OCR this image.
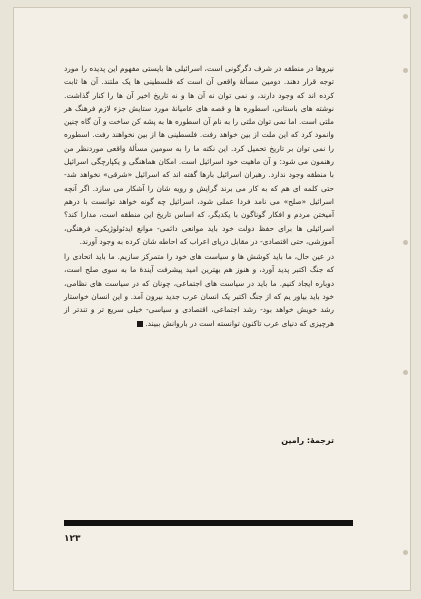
نیروها در منطقه در شرف دگرگونی است، اسرائیلی ها بایستی مفهوم این پدیده را مورد توجه قرار دهند. دومین مسألهٔ واقعی آن است که فلسطینی ها یک ملتند. آن ها ثابت کرده اند که وجود دارند، و نمی توان نه آن ها و نه تاریخ اخیر آن ها را کنار گذاشت. نوشته های باستانی، اسطوره ها و قصه های عامیانهٔ مورد ستایش جزء لازم فرهنگ هر ملتی است. اما نمی توان ملتی را به نام آن اسطوره ها به پشه کن ساخت و آن گاه چنین وانمود کرد که این ملت از بین خواهد رفت. فلسطینی ها از بین نخواهند رفت. اسطوره را نمی توان بر تاریخ تحمیل کرد. این نکته ما را به سومین مسألهٔ واقعی موردنظر من رهنمون می شود: و آن ماهیت خود اسرائیل است. امکان هماهنگی و یکپارچگی اسرائیل با منطقه وجود ندارد. رهبران اسرائیل بارها گفته اند که اسرائیل «شرقی» نخواهد شد- حتی کلمه ای هم که به کار می برند گرایش و رویه شان را آشکار می سازد. اگر آنچه اسرائیل «صلح» می نامد فردا عملی شود، اسرائیل چه گونه خواهد توانست با درهم آمیختن مردم و افکار گوناگون با یکدیگر، که اساس تاریخ این منطقه است، مدارا کند؟ اسرائیلی ها برای حفظ دولت خود باید موانعی دائمی- موانع ایدئولوژیکی، فرهنگی، آموزشی، حتی اقتصادی- در مقابل دریای اعراب که احاطه شان کرده به وجود آورند.

در عین حال، ما باید کوشش ها و سیاست های خود را متمرکز سازیم. ما باید اتحادی را که جنگ اکتبر پدید آورد، و هنوز هم بهترین امید پیشرفت آیندهٔ ما به سوی صلح است، دوباره ایجاد کنیم. ما باید در سیاست های اجتماعی، چونان که در سیاست های نظامی، خود باید بیاور یم که از جنگ اکتبر یک انسان عرب جدید بیرون آمد. و این انسان خواستار رشد خویش خواهد بود- رشد اجتماعی، اقتصادی و سیاسی- خیلی سریع تر و تندتر از هرچیزی که دنیای عرب تاکنون توانسته است در باروانش ببیند.

ترجمهٔ: رامین
۱۲۳
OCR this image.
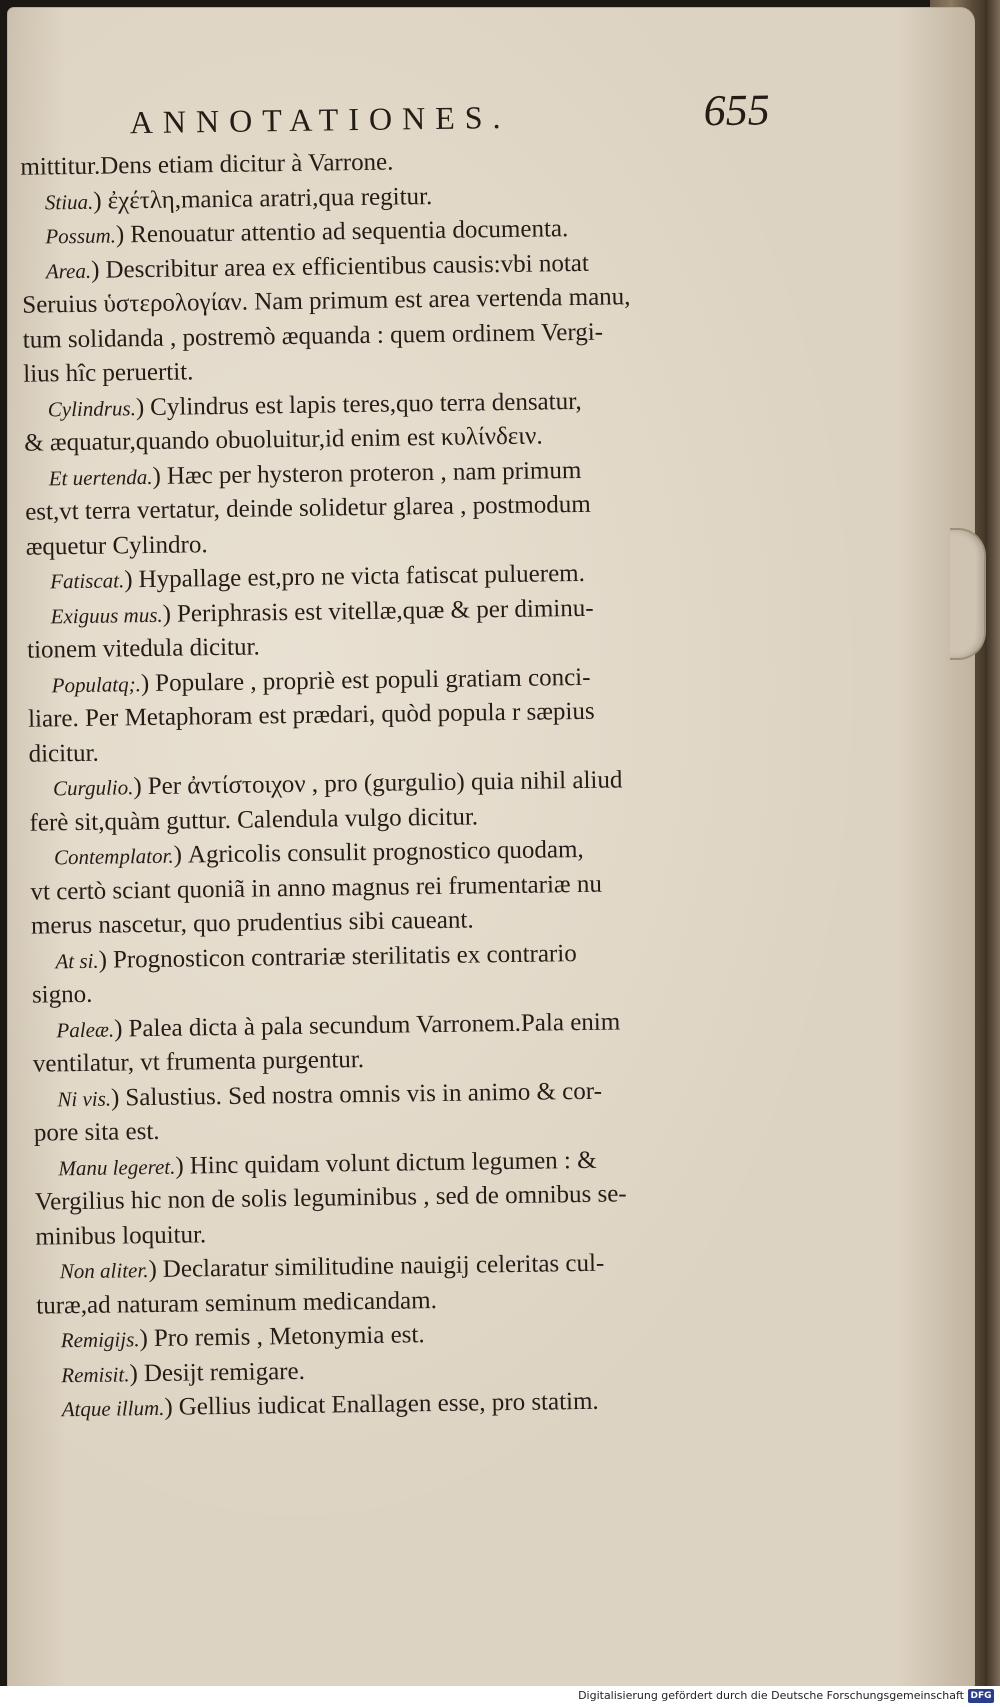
ANNOTATIONES.	655
mittitur.Dens etiam dicitur à Varrone.
Stiua.) ἐχέτλη,manica aratri,qua regitur.
Possum.) Renouatur attentio ad sequentia documenta.
Area.) Describitur area ex efficientibus causis:vbi notat
Seruius ὑστερολογίαν. Nam primum est area vertenda manu,
tum solidanda , postremò æquanda : quem ordinem Vergi-
lius hîc peruertit.
Cylindrus.) Cylindrus est lapis teres,quo terra densatur,
& æquatur,quando obuoluitur,id enim est κυλίνδειν.
Et uertenda.) Hæc per hysteron proteron , nam primum
est,vt terra vertatur, deinde solidetur glarea , postmodum
æquetur Cylindro.
Fatiscat.) Hypallage est,pro ne victa fatiscat puluerem.
Exiguus mus.) Periphrasis est vitellæ,quæ & per diminu-
tionem vitedula dicitur.
Populatq;.) Populare , propriè est populi gratiam conci-
liare. Per Metaphoram est prædari, quòd popula r sæpius
dicitur.
Curgulio.) Per ἀντίστοιχον , pro (gurgulio) quia nihil aliud
ferè sit,quàm guttur. Calendula vulgo dicitur.
Contemplator.) Agricolis consulit prognostico quodam,
vt certò sciant quoniã in anno magnus rei frumentariæ nu
merus nascetur, quo prudentius sibi caueant.
At si.) Prognosticon contrariæ sterilitatis ex contrario
signo.
Paleæ.) Palea dicta à pala secundum Varronem.Pala enim
ventilatur, vt frumenta purgentur.
Ni vis.) Salustius. Sed nostra omnis vis in animo & cor-
pore sita est.
Manu legeret.) Hinc quidam volunt dictum legumen : &
Vergilius hic non de solis leguminibus , sed de omnibus se-
minibus loquitur.
Non aliter.) Declaratur similitudine nauigij celeritas cul-
turæ,ad naturam seminum medicandam.
Remigijs.) Pro remis , Metonymia est.
Remisit.) Desijt remigare.
Atque illum.) Gellius iudicat Enallagen esse, pro statim.
Digitalisierung gefördert durch die Deutsche Forschungsgemeinschaft DFG
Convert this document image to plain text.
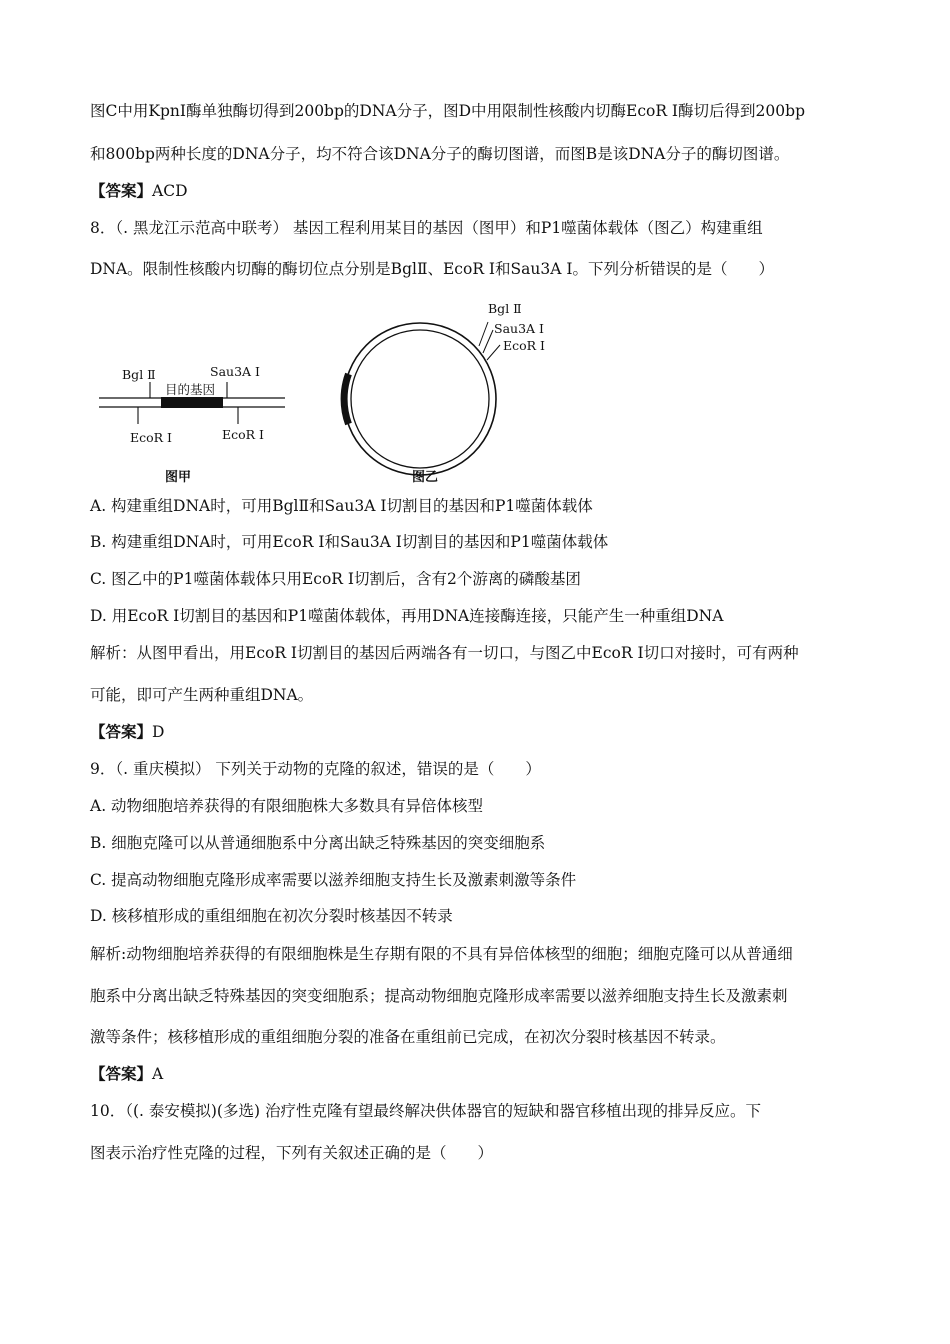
图C中用KpnI酶单独酶切得到200bp的DNA分子，图D中用限制性核酸内切酶EcoR I酶切后得到200bp
和800bp两种长度的DNA分子，均不符合该DNA分子的酶切图谱，而图B是该DNA分子的酶切图谱。
【答案】ACD
8．（. 黑龙江示范高中联考） 基因工程利用某目的基因（图甲）和P1噬菌体载体（图乙）构建重组
DNA。限制性核酸内切酶的酶切位点分别是BglⅡ、EcoR I和Sau3A I。下列分析错误的是（　　）
Bgl Ⅱ	Sau3A Ⅰ
目的基因
EcoR Ⅰ	EcoR Ⅰ
图甲
Bgl Ⅱ
Sau3A Ⅰ
EcoR Ⅰ
图乙
A. 构建重组DNA时，可用BglⅡ和Sau3A I切割目的基因和P1噬菌体载体
B. 构建重组DNA时，可用EcoR I和Sau3A I切割目的基因和P1噬菌体载体
C. 图乙中的P1噬菌体载体只用EcoR I切割后，含有2个游离的磷酸基团
D. 用EcoR I切割目的基因和P1噬菌体载体，再用DNA连接酶连接，只能产生一种重组DNA
解析：从图甲看出，用EcoR I切割目的基因后两端各有一切口，与图乙中EcoR I切口对接时，可有两种
可能，即可产生两种重组DNA。
【答案】D
9．（. 重庆模拟） 下列关于动物的克隆的叙述，错误的是（　　）
A. 动物细胞培养获得的有限细胞株大多数具有异倍体核型
B. 细胞克隆可以从普通细胞系中分离出缺乏特殊基因的突变细胞系
C. 提高动物细胞克隆形成率需要以滋养细胞支持生长及激素刺激等条件
D. 核移植形成的重组细胞在初次分裂时核基因不转录
解析:动物细胞培养获得的有限细胞株是生存期有限的不具有异倍体核型的细胞；细胞克隆可以从普通细
胞系中分离出缺乏特殊基因的突变细胞系；提高动物细胞克隆形成率需要以滋养细胞支持生长及激素刺
激等条件；核移植形成的重组细胞分裂的准备在重组前已完成，在初次分裂时核基因不转录。
【答案】A
10．（(. 泰安模拟)(多选) 治疗性克隆有望最终解决供体器官的短缺和器官移植出现的排异反应。下
图表示治疗性克隆的过程，下列有关叙述正确的是（　　）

*Challenge*
Report how many lines in the listing include the word "enim". Give nothing but the count.

*Exercise solution*
2